_To do:_
Repeat the data word for word. Do not include the pictures.
** Begin **
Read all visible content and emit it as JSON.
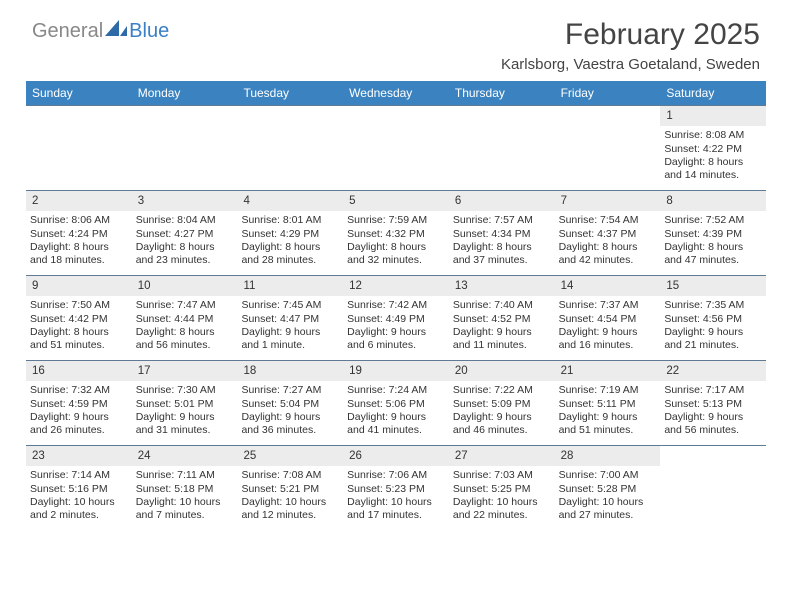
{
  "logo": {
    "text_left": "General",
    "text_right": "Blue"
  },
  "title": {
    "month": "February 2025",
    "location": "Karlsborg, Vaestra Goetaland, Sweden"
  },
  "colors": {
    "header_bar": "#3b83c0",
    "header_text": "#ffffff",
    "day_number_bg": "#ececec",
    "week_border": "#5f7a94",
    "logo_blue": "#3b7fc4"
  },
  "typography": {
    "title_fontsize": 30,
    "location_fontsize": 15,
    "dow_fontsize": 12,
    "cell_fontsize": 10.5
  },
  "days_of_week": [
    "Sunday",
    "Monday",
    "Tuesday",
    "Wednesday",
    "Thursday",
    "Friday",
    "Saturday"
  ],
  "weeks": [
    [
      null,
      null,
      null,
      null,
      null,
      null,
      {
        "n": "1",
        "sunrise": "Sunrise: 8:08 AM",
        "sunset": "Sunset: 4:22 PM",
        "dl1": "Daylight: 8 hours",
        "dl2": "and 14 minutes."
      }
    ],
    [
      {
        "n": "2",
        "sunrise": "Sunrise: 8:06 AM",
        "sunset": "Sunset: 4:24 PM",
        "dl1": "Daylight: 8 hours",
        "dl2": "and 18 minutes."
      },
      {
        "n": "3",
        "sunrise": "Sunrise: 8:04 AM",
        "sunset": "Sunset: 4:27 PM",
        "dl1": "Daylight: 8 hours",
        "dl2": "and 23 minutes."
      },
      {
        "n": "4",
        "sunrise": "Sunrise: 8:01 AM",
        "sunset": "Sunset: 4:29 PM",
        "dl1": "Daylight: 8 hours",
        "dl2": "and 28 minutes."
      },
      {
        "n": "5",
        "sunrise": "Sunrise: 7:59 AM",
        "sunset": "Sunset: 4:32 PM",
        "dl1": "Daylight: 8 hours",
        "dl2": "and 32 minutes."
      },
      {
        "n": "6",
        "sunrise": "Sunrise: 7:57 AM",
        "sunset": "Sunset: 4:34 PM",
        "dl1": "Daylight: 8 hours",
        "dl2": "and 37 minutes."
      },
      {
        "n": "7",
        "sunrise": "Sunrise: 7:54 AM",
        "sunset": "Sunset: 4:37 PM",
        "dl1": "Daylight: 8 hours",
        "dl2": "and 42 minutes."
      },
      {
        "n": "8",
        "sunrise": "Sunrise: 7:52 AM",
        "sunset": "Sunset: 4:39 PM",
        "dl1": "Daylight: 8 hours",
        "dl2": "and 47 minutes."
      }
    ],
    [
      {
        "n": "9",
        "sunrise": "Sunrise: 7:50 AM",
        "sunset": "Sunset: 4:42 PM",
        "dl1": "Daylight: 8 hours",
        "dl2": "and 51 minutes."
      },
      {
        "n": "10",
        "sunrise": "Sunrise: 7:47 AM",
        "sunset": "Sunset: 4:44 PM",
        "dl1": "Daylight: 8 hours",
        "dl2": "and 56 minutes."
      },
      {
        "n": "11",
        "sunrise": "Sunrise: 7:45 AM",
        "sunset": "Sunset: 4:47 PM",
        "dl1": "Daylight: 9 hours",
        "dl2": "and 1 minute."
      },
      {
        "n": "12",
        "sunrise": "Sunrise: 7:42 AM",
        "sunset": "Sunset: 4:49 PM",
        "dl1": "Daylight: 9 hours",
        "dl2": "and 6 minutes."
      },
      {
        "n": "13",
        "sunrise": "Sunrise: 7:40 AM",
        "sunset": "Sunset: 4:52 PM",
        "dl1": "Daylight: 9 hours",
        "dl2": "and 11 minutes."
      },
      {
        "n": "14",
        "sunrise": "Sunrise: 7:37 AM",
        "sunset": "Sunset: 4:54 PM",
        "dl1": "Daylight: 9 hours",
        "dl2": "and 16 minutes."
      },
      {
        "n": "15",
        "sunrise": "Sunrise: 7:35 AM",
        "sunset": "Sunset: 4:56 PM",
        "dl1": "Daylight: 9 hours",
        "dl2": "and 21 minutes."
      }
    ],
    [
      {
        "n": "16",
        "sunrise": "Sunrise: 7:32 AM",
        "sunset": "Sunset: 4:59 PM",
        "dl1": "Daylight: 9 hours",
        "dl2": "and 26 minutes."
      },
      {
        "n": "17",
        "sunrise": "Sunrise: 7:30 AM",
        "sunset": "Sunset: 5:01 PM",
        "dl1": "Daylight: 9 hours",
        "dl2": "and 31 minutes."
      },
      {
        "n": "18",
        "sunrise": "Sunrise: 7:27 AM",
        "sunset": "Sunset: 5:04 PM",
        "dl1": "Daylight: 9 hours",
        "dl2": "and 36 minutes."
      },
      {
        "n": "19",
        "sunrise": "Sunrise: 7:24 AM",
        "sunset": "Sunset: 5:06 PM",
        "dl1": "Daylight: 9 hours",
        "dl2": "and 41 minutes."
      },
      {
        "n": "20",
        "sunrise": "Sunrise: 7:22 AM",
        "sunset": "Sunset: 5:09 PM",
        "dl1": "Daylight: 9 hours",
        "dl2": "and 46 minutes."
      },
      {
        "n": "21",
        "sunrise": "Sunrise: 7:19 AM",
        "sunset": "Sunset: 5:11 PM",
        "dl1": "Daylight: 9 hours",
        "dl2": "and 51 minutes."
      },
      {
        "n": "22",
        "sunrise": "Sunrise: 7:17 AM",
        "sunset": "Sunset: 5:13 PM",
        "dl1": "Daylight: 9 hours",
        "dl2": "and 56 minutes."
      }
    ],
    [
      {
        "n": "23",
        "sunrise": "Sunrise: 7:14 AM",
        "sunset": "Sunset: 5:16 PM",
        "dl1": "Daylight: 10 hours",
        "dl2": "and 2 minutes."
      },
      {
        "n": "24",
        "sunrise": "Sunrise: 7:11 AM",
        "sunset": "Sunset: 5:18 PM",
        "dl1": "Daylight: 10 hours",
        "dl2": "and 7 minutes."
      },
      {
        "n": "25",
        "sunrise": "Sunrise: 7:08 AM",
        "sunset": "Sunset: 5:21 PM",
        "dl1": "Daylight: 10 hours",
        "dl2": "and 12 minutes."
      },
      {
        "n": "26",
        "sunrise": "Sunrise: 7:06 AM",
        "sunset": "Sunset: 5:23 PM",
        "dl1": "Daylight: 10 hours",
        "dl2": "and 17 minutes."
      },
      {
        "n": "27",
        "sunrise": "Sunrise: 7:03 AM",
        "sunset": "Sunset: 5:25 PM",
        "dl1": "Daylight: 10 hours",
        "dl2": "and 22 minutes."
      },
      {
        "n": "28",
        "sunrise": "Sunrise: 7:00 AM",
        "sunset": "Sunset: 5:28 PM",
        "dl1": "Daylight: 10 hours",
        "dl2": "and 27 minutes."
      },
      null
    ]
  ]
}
** End **
_Solution to this problem:_
Read all visible content and emit it as JSON.
{
  "logo": {
    "text_left": "General",
    "text_right": "Blue"
  },
  "title": {
    "month": "February 2025",
    "location": "Karlsborg, Vaestra Goetaland, Sweden"
  },
  "colors": {
    "header_bar": "#3b83c0",
    "header_text": "#ffffff",
    "day_number_bg": "#ececec",
    "week_border": "#5f7a94",
    "logo_blue": "#3b7fc4"
  },
  "typography": {
    "title_fontsize": 30,
    "location_fontsize": 15,
    "dow_fontsize": 12,
    "cell_fontsize": 10.5
  },
  "days_of_week": [
    "Sunday",
    "Monday",
    "Tuesday",
    "Wednesday",
    "Thursday",
    "Friday",
    "Saturday"
  ],
  "weeks": [
    [
      null,
      null,
      null,
      null,
      null,
      null,
      {
        "n": "1",
        "sunrise": "Sunrise: 8:08 AM",
        "sunset": "Sunset: 4:22 PM",
        "dl1": "Daylight: 8 hours",
        "dl2": "and 14 minutes."
      }
    ],
    [
      {
        "n": "2",
        "sunrise": "Sunrise: 8:06 AM",
        "sunset": "Sunset: 4:24 PM",
        "dl1": "Daylight: 8 hours",
        "dl2": "and 18 minutes."
      },
      {
        "n": "3",
        "sunrise": "Sunrise: 8:04 AM",
        "sunset": "Sunset: 4:27 PM",
        "dl1": "Daylight: 8 hours",
        "dl2": "and 23 minutes."
      },
      {
        "n": "4",
        "sunrise": "Sunrise: 8:01 AM",
        "sunset": "Sunset: 4:29 PM",
        "dl1": "Daylight: 8 hours",
        "dl2": "and 28 minutes."
      },
      {
        "n": "5",
        "sunrise": "Sunrise: 7:59 AM",
        "sunset": "Sunset: 4:32 PM",
        "dl1": "Daylight: 8 hours",
        "dl2": "and 32 minutes."
      },
      {
        "n": "6",
        "sunrise": "Sunrise: 7:57 AM",
        "sunset": "Sunset: 4:34 PM",
        "dl1": "Daylight: 8 hours",
        "dl2": "and 37 minutes."
      },
      {
        "n": "7",
        "sunrise": "Sunrise: 7:54 AM",
        "sunset": "Sunset: 4:37 PM",
        "dl1": "Daylight: 8 hours",
        "dl2": "and 42 minutes."
      },
      {
        "n": "8",
        "sunrise": "Sunrise: 7:52 AM",
        "sunset": "Sunset: 4:39 PM",
        "dl1": "Daylight: 8 hours",
        "dl2": "and 47 minutes."
      }
    ],
    [
      {
        "n": "9",
        "sunrise": "Sunrise: 7:50 AM",
        "sunset": "Sunset: 4:42 PM",
        "dl1": "Daylight: 8 hours",
        "dl2": "and 51 minutes."
      },
      {
        "n": "10",
        "sunrise": "Sunrise: 7:47 AM",
        "sunset": "Sunset: 4:44 PM",
        "dl1": "Daylight: 8 hours",
        "dl2": "and 56 minutes."
      },
      {
        "n": "11",
        "sunrise": "Sunrise: 7:45 AM",
        "sunset": "Sunset: 4:47 PM",
        "dl1": "Daylight: 9 hours",
        "dl2": "and 1 minute."
      },
      {
        "n": "12",
        "sunrise": "Sunrise: 7:42 AM",
        "sunset": "Sunset: 4:49 PM",
        "dl1": "Daylight: 9 hours",
        "dl2": "and 6 minutes."
      },
      {
        "n": "13",
        "sunrise": "Sunrise: 7:40 AM",
        "sunset": "Sunset: 4:52 PM",
        "dl1": "Daylight: 9 hours",
        "dl2": "and 11 minutes."
      },
      {
        "n": "14",
        "sunrise": "Sunrise: 7:37 AM",
        "sunset": "Sunset: 4:54 PM",
        "dl1": "Daylight: 9 hours",
        "dl2": "and 16 minutes."
      },
      {
        "n": "15",
        "sunrise": "Sunrise: 7:35 AM",
        "sunset": "Sunset: 4:56 PM",
        "dl1": "Daylight: 9 hours",
        "dl2": "and 21 minutes."
      }
    ],
    [
      {
        "n": "16",
        "sunrise": "Sunrise: 7:32 AM",
        "sunset": "Sunset: 4:59 PM",
        "dl1": "Daylight: 9 hours",
        "dl2": "and 26 minutes."
      },
      {
        "n": "17",
        "sunrise": "Sunrise: 7:30 AM",
        "sunset": "Sunset: 5:01 PM",
        "dl1": "Daylight: 9 hours",
        "dl2": "and 31 minutes."
      },
      {
        "n": "18",
        "sunrise": "Sunrise: 7:27 AM",
        "sunset": "Sunset: 5:04 PM",
        "dl1": "Daylight: 9 hours",
        "dl2": "and 36 minutes."
      },
      {
        "n": "19",
        "sunrise": "Sunrise: 7:24 AM",
        "sunset": "Sunset: 5:06 PM",
        "dl1": "Daylight: 9 hours",
        "dl2": "and 41 minutes."
      },
      {
        "n": "20",
        "sunrise": "Sunrise: 7:22 AM",
        "sunset": "Sunset: 5:09 PM",
        "dl1": "Daylight: 9 hours",
        "dl2": "and 46 minutes."
      },
      {
        "n": "21",
        "sunrise": "Sunrise: 7:19 AM",
        "sunset": "Sunset: 5:11 PM",
        "dl1": "Daylight: 9 hours",
        "dl2": "and 51 minutes."
      },
      {
        "n": "22",
        "sunrise": "Sunrise: 7:17 AM",
        "sunset": "Sunset: 5:13 PM",
        "dl1": "Daylight: 9 hours",
        "dl2": "and 56 minutes."
      }
    ],
    [
      {
        "n": "23",
        "sunrise": "Sunrise: 7:14 AM",
        "sunset": "Sunset: 5:16 PM",
        "dl1": "Daylight: 10 hours",
        "dl2": "and 2 minutes."
      },
      {
        "n": "24",
        "sunrise": "Sunrise: 7:11 AM",
        "sunset": "Sunset: 5:18 PM",
        "dl1": "Daylight: 10 hours",
        "dl2": "and 7 minutes."
      },
      {
        "n": "25",
        "sunrise": "Sunrise: 7:08 AM",
        "sunset": "Sunset: 5:21 PM",
        "dl1": "Daylight: 10 hours",
        "dl2": "and 12 minutes."
      },
      {
        "n": "26",
        "sunrise": "Sunrise: 7:06 AM",
        "sunset": "Sunset: 5:23 PM",
        "dl1": "Daylight: 10 hours",
        "dl2": "and 17 minutes."
      },
      {
        "n": "27",
        "sunrise": "Sunrise: 7:03 AM",
        "sunset": "Sunset: 5:25 PM",
        "dl1": "Daylight: 10 hours",
        "dl2": "and 22 minutes."
      },
      {
        "n": "28",
        "sunrise": "Sunrise: 7:00 AM",
        "sunset": "Sunset: 5:28 PM",
        "dl1": "Daylight: 10 hours",
        "dl2": "and 27 minutes."
      },
      null
    ]
  ]
}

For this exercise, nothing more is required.